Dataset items
***

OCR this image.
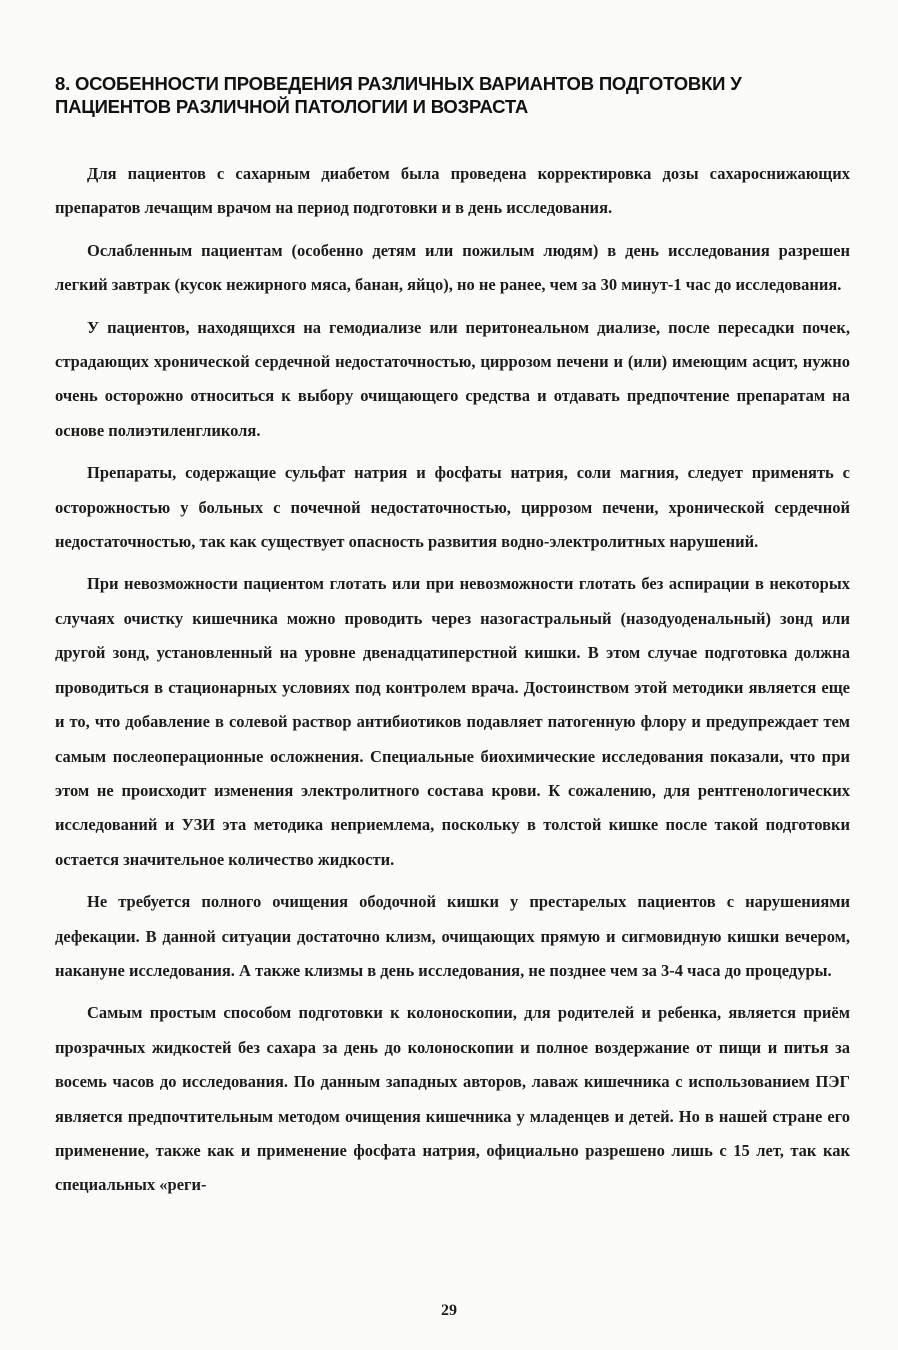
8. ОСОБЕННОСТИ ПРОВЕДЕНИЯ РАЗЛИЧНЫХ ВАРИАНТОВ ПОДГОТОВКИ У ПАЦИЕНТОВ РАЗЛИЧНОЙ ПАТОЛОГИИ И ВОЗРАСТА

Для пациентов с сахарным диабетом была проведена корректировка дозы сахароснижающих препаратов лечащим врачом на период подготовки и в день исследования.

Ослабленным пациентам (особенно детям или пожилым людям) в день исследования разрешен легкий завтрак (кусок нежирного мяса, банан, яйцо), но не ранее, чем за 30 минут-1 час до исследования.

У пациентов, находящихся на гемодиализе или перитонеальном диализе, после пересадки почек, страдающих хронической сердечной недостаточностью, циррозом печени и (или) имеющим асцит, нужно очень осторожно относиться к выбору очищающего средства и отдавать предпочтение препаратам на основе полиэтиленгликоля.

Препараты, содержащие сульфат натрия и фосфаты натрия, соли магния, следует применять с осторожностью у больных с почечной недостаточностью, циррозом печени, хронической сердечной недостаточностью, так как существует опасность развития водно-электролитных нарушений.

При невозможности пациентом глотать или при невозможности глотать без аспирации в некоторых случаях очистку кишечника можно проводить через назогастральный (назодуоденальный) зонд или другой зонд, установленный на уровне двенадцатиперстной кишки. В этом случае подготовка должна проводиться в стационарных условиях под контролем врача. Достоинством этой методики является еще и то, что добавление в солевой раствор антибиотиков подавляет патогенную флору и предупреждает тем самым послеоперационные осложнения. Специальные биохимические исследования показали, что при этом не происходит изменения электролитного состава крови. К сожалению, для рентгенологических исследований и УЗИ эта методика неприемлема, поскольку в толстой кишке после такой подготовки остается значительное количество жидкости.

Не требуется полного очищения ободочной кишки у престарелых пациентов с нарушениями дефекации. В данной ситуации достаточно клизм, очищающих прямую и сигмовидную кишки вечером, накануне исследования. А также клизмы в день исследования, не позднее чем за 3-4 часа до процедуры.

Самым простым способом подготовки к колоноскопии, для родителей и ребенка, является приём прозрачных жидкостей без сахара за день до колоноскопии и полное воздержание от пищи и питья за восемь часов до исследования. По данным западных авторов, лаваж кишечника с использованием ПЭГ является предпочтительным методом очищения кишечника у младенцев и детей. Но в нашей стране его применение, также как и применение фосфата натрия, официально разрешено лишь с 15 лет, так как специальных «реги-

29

***

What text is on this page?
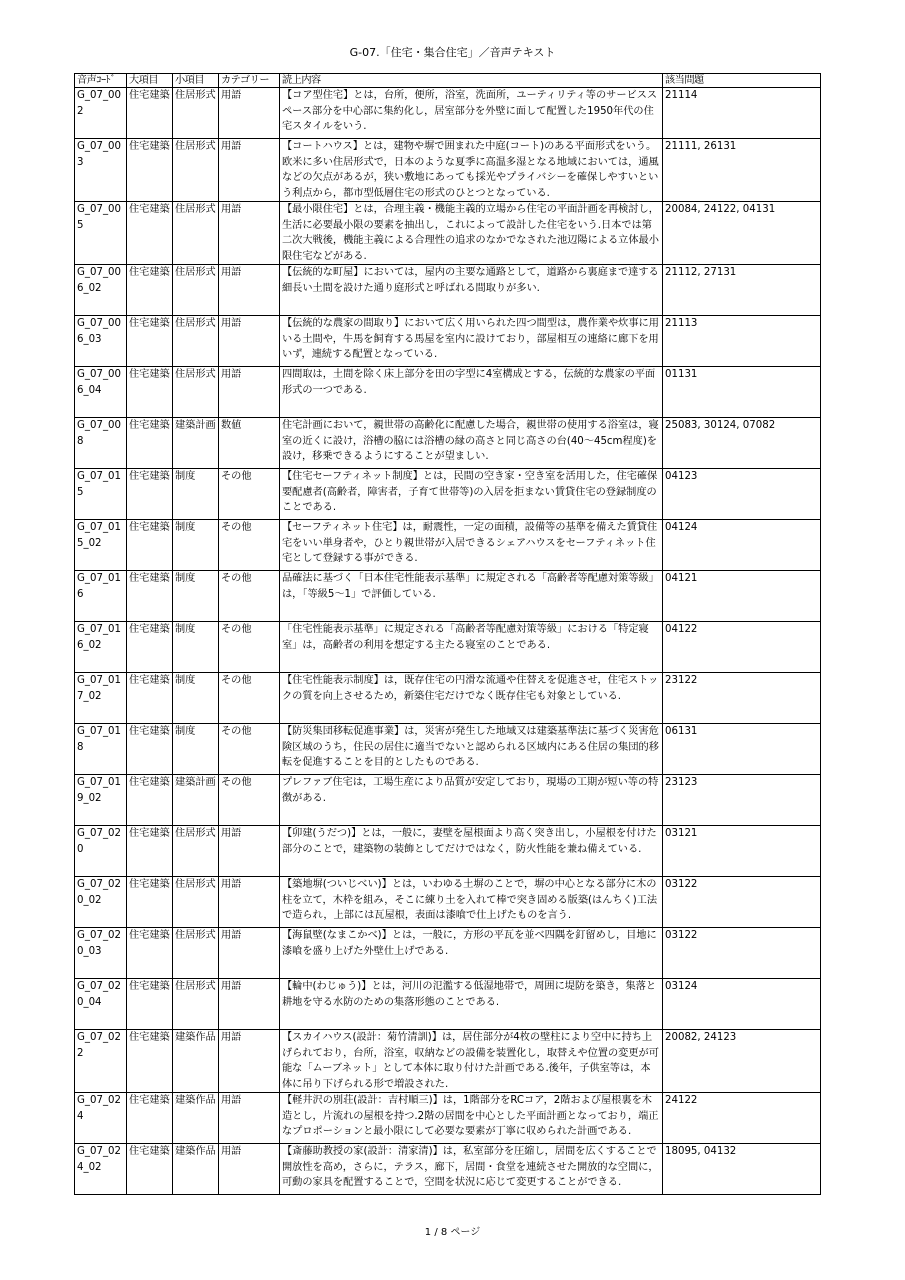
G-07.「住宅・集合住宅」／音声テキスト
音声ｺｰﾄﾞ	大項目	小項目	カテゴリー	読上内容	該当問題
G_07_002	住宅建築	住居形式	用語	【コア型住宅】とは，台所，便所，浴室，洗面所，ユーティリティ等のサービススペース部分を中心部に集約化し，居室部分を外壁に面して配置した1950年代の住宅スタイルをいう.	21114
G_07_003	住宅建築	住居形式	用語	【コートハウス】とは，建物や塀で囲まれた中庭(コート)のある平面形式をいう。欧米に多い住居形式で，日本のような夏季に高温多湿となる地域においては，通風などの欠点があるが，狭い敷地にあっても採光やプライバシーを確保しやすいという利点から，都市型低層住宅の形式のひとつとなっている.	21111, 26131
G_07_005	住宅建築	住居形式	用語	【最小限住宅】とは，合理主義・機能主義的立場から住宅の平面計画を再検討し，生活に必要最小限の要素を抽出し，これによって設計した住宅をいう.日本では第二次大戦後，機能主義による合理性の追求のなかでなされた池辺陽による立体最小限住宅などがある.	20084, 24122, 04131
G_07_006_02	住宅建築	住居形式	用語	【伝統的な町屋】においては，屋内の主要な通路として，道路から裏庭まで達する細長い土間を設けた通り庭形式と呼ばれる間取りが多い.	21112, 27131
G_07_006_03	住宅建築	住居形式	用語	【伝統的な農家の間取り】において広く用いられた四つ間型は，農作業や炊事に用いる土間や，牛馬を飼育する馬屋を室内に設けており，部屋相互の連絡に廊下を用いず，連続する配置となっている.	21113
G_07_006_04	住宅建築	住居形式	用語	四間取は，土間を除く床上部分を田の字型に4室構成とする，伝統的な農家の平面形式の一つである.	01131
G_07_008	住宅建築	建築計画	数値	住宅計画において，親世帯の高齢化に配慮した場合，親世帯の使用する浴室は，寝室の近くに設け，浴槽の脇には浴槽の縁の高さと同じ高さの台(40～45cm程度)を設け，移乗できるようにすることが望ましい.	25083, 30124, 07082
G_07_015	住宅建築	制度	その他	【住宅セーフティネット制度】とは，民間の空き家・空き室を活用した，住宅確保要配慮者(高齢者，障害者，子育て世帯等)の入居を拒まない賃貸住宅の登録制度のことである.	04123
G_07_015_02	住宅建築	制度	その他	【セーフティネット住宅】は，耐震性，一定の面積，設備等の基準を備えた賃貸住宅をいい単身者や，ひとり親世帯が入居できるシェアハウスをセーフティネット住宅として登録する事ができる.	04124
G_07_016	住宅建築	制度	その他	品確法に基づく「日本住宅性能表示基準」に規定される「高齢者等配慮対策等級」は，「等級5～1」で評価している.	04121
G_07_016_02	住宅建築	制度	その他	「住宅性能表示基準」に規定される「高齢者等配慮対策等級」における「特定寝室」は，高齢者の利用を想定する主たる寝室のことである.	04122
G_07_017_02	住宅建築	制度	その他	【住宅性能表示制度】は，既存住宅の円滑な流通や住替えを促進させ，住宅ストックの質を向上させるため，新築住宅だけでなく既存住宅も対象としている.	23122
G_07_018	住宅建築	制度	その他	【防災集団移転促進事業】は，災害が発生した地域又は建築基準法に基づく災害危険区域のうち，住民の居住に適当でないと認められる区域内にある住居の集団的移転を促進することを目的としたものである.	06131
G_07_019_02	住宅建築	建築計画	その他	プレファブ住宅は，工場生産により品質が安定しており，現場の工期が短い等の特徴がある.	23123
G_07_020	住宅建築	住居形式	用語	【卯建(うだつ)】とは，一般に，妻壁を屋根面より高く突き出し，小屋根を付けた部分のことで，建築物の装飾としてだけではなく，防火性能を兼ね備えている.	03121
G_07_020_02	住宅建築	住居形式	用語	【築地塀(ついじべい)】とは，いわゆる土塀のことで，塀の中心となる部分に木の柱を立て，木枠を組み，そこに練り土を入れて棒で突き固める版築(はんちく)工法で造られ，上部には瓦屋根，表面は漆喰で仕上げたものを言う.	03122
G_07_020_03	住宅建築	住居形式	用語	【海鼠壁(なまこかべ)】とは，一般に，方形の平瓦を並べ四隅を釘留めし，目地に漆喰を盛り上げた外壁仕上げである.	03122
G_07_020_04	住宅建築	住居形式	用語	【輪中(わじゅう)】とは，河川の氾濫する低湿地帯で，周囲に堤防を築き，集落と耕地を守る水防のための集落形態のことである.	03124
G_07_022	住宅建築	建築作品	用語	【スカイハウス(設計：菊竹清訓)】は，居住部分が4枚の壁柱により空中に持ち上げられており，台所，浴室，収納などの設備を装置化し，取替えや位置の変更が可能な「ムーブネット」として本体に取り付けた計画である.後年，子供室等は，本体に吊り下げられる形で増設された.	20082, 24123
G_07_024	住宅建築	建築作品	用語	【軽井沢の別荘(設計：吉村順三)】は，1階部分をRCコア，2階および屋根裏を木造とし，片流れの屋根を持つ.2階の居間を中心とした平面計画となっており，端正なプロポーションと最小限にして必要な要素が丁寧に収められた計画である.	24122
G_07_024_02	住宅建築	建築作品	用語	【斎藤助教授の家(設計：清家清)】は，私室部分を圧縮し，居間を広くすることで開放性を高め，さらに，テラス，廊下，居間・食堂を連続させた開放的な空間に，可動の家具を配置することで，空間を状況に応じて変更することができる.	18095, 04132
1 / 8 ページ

***

[Given request]: Give every line of the material that includes the string "に規定される".

[Right answer]:
G_07_016	住宅建築	制度	その他	品確法に基づく「日本住宅性能表示基準」に規定される「高齢者等配慮対策等級」は，「等級5～1」で評価している.	04121
G_07_016_02	住宅建築	制度	その他	「住宅性能表示基準」に規定される「高齢者等配慮対策等級」における「特定寝室」は，高齢者の利用を想定する主たる寝室のことである.	04122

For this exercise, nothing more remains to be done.